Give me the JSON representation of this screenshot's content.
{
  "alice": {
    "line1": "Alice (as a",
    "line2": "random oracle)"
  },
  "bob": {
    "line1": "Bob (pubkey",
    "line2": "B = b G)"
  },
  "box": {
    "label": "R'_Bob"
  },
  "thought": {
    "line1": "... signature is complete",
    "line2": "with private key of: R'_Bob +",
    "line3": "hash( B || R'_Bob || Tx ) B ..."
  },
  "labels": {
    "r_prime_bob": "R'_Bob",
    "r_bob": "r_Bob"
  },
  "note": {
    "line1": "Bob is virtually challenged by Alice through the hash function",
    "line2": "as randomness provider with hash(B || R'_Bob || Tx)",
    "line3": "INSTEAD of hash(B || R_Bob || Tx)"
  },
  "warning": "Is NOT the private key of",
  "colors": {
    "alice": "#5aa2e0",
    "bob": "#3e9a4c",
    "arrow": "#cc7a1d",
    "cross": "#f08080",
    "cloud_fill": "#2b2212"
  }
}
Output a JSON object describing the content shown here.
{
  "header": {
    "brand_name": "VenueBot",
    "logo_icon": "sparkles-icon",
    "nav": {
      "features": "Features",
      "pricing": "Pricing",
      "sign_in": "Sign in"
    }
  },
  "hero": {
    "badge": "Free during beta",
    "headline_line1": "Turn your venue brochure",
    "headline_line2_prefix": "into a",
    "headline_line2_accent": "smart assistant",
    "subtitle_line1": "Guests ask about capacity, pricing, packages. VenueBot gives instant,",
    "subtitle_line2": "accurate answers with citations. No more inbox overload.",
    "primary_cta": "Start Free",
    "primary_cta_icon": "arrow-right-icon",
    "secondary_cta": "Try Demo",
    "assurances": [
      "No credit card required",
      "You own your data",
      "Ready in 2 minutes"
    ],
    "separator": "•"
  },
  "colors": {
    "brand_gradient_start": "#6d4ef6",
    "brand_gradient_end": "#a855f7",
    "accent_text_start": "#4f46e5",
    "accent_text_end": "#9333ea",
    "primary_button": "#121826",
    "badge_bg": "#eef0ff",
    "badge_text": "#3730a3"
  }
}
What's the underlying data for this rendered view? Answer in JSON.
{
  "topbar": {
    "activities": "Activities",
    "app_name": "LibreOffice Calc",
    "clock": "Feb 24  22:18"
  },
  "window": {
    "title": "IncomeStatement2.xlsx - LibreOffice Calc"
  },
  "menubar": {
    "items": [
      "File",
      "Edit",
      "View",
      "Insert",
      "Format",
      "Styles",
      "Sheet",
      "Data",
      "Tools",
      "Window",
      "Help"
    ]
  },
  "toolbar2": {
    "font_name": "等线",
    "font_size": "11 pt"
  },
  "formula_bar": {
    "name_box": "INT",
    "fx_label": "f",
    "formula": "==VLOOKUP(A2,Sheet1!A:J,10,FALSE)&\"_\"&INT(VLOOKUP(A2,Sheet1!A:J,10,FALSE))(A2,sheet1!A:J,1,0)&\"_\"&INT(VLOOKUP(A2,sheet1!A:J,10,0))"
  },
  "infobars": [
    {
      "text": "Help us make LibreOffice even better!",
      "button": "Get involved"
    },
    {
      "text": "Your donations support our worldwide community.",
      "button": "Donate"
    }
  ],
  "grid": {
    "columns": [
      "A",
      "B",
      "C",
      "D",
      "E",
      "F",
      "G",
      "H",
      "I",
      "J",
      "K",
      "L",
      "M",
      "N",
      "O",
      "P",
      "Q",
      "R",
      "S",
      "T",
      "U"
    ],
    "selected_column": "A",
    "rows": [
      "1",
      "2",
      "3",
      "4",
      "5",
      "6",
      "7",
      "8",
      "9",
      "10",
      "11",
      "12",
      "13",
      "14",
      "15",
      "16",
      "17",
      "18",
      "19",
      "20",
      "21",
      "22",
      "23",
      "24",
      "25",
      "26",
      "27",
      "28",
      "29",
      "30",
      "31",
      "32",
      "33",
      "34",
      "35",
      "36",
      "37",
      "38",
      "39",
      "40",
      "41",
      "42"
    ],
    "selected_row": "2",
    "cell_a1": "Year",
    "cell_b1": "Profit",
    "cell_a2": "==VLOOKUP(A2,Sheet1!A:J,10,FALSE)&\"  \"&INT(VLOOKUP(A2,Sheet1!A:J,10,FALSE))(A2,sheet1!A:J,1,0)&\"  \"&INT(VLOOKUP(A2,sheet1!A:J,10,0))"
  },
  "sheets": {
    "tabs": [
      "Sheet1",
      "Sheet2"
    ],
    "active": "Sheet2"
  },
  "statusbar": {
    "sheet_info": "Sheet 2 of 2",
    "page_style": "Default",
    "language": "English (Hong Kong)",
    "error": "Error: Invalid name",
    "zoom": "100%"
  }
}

**EXERCISE AIM:**
Quote the data in full, keeping each word unchanged.

**RIGHT ANSWER:**
Give me the JSON representation of this screenshot's content.
{
  "alice": {
    "line1": "Alice (as a",
    "line2": "random oracle)"
  },
  "bob": {
    "line1": "Bob (pubkey",
    "line2": "B = b G)"
  },
  "box": {
    "label": "R'_Bob"
  },
  "thought": {
    "line1": "... signature is complete",
    "line2": "with private key of: R'_Bob +",
    "line3": "hash( B || R'_Bob || Tx ) B ..."
  },
  "labels": {
    "r_prime_bob": "R'_Bob",
    "r_bob": "r_Bob"
  },
  "note": {
    "line1": "Bob is virtually challenged by Alice through the hash function",
    "line2": "as randomness provider with hash(B || R'_Bob || Tx)",
    "line3": "INSTEAD of hash(B || R_Bob || Tx)"
  },
  "warning": "Is NOT the private key of",
  "colors": {
    "alice": "#5aa2e0",
    "bob": "#3e9a4c",
    "arrow": "#cc7a1d",
    "cross": "#f08080",
    "cloud_fill": "#2b2212"
  }
}
Output a JSON object describing the content shown here.
{
  "header": {
    "brand_name": "VenueBot",
    "logo_icon": "sparkles-icon",
    "nav": {
      "features": "Features",
      "pricing": "Pricing",
      "sign_in": "Sign in"
    }
  },
  "hero": {
    "badge": "Free during beta",
    "headline_line1": "Turn your venue brochure",
    "headline_line2_prefix": "into a",
    "headline_line2_accent": "smart assistant",
    "subtitle_line1": "Guests ask about capacity, pricing, packages. VenueBot gives instant,",
    "subtitle_line2": "accurate answers with citations. No more inbox overload.",
    "primary_cta": "Start Free",
    "primary_cta_icon": "arrow-right-icon",
    "secondary_cta": "Try Demo",
    "assurances": [
      "No credit card required",
      "You own your data",
      "Ready in 2 minutes"
    ],
    "separator": "•"
  },
  "colors": {
    "brand_gradient_start": "#6d4ef6",
    "brand_gradient_end": "#a855f7",
    "accent_text_start": "#4f46e5",
    "accent_text_end": "#9333ea",
    "primary_button": "#121826",
    "badge_bg": "#eef0ff",
    "badge_text": "#3730a3"
  }
}
What's the underlying data for this rendered view? Answer in JSON.
{
  "topbar": {
    "activities": "Activities",
    "app_name": "LibreOffice Calc",
    "clock": "Feb 24  22:18"
  },
  "window": {
    "title": "IncomeStatement2.xlsx - LibreOffice Calc"
  },
  "menubar": {
    "items": [
      "File",
      "Edit",
      "View",
      "Insert",
      "Format",
      "Styles",
      "Sheet",
      "Data",
      "Tools",
      "Window",
      "Help"
    ]
  },
  "toolbar2": {
    "font_name": "等线",
    "font_size": "11 pt"
  },
  "formula_bar": {
    "name_box": "INT",
    "fx_label": "f",
    "formula": "==VLOOKUP(A2,Sheet1!A:J,10,FALSE)&\"_\"&INT(VLOOKUP(A2,Sheet1!A:J,10,FALSE))(A2,sheet1!A:J,1,0)&\"_\"&INT(VLOOKUP(A2,sheet1!A:J,10,0))"
  },
  "infobars": [
    {
      "text": "Help us make LibreOffice even better!",
      "button": "Get involved"
    },
    {
      "text": "Your donations support our worldwide community.",
      "button": "Donate"
    }
  ],
  "grid": {
    "columns": [
      "A",
      "B",
      "C",
      "D",
      "E",
      "F",
      "G",
      "H",
      "I",
      "J",
      "K",
      "L",
      "M",
      "N",
      "O",
      "P",
      "Q",
      "R",
      "S",
      "T",
      "U"
    ],
    "selected_column": "A",
    "rows": [
      "1",
      "2",
      "3",
      "4",
      "5",
      "6",
      "7",
      "8",
      "9",
      "10",
      "11",
      "12",
      "13",
      "14",
      "15",
      "16",
      "17",
      "18",
      "19",
      "20",
      "21",
      "22",
      "23",
      "24",
      "25",
      "26",
      "27",
      "28",
      "29",
      "30",
      "31",
      "32",
      "33",
      "34",
      "35",
      "36",
      "37",
      "38",
      "39",
      "40",
      "41",
      "42"
    ],
    "selected_row": "2",
    "cell_a1": "Year",
    "cell_b1": "Profit",
    "cell_a2": "==VLOOKUP(A2,Sheet1!A:J,10,FALSE)&\"  \"&INT(VLOOKUP(A2,Sheet1!A:J,10,FALSE))(A2,sheet1!A:J,1,0)&\"  \"&INT(VLOOKUP(A2,sheet1!A:J,10,0))"
  },
  "sheets": {
    "tabs": [
      "Sheet1",
      "Sheet2"
    ],
    "active": "Sheet2"
  },
  "statusbar": {
    "sheet_info": "Sheet 2 of 2",
    "page_style": "Default",
    "language": "English (Hong Kong)",
    "error": "Error: Invalid name",
    "zoom": "100%"
  }
}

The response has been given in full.